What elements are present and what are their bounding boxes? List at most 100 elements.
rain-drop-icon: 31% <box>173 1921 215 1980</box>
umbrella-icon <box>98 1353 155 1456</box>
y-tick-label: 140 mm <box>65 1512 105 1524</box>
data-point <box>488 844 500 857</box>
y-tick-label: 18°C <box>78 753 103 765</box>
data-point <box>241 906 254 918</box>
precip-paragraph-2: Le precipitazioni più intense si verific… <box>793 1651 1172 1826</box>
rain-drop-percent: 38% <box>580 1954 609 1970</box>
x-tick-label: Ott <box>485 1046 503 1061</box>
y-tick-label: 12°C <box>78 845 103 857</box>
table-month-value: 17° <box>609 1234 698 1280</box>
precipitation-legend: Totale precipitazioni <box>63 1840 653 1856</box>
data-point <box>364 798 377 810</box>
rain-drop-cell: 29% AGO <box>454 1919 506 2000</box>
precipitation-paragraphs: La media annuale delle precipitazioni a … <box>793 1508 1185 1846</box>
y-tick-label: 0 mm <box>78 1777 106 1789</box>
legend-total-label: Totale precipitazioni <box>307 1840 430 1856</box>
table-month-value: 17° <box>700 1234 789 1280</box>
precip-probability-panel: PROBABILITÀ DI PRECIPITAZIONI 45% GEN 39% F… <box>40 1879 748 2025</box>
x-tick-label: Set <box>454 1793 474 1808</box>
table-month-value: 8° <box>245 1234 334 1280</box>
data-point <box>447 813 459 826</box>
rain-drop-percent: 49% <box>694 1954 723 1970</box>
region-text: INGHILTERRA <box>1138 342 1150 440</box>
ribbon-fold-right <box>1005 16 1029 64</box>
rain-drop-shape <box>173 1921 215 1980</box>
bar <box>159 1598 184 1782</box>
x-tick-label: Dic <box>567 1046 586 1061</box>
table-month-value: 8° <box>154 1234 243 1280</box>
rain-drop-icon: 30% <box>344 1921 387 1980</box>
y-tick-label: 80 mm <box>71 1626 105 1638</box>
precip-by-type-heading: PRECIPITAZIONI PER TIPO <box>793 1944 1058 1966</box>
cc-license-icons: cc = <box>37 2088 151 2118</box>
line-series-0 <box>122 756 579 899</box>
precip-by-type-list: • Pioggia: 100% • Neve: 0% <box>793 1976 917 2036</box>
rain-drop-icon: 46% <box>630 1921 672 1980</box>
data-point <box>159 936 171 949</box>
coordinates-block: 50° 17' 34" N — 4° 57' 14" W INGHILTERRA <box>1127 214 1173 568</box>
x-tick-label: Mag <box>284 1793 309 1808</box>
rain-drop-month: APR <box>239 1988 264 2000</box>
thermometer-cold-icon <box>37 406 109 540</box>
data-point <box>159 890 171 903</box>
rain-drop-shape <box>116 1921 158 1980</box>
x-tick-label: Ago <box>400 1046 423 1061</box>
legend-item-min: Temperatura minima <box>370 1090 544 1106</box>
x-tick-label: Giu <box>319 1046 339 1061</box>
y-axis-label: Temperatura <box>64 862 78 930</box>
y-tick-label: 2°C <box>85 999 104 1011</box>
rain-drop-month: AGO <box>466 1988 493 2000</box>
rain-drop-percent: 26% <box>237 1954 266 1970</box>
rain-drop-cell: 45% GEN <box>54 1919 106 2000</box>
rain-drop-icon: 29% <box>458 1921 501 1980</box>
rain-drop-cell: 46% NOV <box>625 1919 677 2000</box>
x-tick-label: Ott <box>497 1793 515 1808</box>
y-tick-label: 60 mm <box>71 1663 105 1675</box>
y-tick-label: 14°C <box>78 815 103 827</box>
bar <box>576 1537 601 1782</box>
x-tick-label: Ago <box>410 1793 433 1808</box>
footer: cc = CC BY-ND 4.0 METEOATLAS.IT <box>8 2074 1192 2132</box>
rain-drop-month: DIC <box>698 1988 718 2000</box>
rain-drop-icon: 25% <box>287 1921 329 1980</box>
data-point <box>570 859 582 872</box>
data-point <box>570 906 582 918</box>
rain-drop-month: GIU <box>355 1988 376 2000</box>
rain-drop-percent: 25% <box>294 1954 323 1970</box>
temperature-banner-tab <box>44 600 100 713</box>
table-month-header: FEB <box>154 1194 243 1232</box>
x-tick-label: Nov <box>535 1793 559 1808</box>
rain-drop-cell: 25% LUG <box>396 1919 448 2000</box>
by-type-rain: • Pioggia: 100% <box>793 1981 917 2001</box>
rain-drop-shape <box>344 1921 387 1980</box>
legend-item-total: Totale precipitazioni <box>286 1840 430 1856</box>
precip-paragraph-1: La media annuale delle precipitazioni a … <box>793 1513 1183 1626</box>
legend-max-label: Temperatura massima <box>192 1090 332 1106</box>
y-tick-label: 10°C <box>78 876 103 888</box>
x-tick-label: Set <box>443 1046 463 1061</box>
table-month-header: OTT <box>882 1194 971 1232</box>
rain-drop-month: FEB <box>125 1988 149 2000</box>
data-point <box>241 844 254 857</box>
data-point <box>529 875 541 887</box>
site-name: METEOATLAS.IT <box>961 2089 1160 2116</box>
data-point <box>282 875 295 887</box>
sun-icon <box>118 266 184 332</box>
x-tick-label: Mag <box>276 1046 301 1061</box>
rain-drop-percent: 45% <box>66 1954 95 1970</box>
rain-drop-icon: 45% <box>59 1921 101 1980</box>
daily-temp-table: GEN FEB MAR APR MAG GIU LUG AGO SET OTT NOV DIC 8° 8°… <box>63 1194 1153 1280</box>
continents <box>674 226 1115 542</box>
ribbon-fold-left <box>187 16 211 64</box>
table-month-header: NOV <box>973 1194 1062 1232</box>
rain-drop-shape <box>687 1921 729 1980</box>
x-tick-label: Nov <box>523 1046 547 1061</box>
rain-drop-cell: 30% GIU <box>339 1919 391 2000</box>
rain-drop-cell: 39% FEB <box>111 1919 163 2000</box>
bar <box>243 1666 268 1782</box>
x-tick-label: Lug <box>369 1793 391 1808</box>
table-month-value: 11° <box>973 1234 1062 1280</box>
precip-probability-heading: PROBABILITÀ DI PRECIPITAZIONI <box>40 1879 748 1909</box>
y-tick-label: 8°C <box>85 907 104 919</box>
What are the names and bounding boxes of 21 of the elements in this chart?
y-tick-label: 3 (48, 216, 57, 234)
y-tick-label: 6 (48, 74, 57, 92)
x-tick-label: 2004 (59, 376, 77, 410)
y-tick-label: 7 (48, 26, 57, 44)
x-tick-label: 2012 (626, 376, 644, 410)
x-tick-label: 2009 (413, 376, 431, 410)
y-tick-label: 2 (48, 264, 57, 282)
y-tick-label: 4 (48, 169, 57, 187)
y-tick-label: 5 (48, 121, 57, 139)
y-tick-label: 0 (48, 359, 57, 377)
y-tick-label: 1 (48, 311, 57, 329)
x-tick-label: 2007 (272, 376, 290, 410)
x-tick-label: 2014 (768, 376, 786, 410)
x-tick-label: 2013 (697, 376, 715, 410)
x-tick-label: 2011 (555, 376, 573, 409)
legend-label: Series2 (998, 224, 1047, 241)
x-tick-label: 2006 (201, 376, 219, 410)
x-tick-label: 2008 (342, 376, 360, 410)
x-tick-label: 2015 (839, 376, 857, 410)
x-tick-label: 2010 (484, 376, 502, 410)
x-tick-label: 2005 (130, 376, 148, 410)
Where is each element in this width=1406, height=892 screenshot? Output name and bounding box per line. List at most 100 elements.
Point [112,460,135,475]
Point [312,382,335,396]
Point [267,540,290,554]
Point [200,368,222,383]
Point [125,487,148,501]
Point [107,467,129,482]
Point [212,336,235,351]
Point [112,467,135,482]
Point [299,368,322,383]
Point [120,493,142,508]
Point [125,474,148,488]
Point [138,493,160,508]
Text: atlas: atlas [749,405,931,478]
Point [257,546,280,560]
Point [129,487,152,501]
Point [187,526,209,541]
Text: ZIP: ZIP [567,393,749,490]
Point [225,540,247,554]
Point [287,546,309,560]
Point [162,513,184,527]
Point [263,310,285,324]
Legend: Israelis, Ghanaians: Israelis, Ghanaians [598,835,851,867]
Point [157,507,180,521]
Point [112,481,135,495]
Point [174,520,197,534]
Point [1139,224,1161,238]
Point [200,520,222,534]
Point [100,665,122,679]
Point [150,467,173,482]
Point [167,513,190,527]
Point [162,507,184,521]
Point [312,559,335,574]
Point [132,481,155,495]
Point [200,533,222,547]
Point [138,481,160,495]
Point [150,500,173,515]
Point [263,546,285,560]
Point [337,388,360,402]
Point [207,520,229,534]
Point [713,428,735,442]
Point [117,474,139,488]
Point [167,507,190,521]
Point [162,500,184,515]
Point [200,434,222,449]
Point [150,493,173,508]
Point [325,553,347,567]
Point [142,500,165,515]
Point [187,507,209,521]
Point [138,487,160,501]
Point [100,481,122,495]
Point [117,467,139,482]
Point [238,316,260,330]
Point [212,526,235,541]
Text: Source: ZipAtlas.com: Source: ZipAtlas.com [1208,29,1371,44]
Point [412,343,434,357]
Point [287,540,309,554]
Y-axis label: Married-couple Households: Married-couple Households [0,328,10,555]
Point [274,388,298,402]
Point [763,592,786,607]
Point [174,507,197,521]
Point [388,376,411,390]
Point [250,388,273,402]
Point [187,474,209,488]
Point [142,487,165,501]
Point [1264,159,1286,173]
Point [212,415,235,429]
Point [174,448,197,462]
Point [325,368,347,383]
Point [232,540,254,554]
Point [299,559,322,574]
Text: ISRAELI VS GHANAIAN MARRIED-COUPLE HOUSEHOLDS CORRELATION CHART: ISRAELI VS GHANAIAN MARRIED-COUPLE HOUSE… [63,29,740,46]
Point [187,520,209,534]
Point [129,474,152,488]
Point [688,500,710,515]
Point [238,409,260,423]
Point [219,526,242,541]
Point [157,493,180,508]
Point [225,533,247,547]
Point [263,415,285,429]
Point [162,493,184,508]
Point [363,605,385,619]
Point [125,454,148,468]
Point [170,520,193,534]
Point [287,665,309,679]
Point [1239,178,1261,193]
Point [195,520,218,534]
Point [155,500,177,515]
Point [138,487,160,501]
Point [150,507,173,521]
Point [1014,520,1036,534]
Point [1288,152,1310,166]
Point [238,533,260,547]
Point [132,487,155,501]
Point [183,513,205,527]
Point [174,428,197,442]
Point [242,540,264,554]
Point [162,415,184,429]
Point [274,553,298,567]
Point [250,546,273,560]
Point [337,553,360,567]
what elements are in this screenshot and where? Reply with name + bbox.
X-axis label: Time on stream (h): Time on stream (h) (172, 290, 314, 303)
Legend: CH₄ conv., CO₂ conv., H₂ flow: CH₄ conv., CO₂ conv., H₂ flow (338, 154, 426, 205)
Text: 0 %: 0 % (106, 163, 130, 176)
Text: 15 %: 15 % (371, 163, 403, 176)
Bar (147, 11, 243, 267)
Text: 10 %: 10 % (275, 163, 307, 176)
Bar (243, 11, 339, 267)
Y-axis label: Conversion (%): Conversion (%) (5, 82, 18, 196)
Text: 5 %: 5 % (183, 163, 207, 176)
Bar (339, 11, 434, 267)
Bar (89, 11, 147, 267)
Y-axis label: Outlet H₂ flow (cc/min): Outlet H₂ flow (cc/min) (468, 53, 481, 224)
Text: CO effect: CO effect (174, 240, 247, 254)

=======

## Work to be completed
Gather every line of the material above that contains the string "flow", and copy each one in full.

## The completed task
Legend: CH₄ conv., CO₂ conv., H₂ flow: CH₄ conv., CO₂ conv., H₂ flow (338, 154, 426, 205)
Y-axis label: Outlet H₂ flow (cc/min): Outlet H₂ flow (cc/min) (468, 53, 481, 224)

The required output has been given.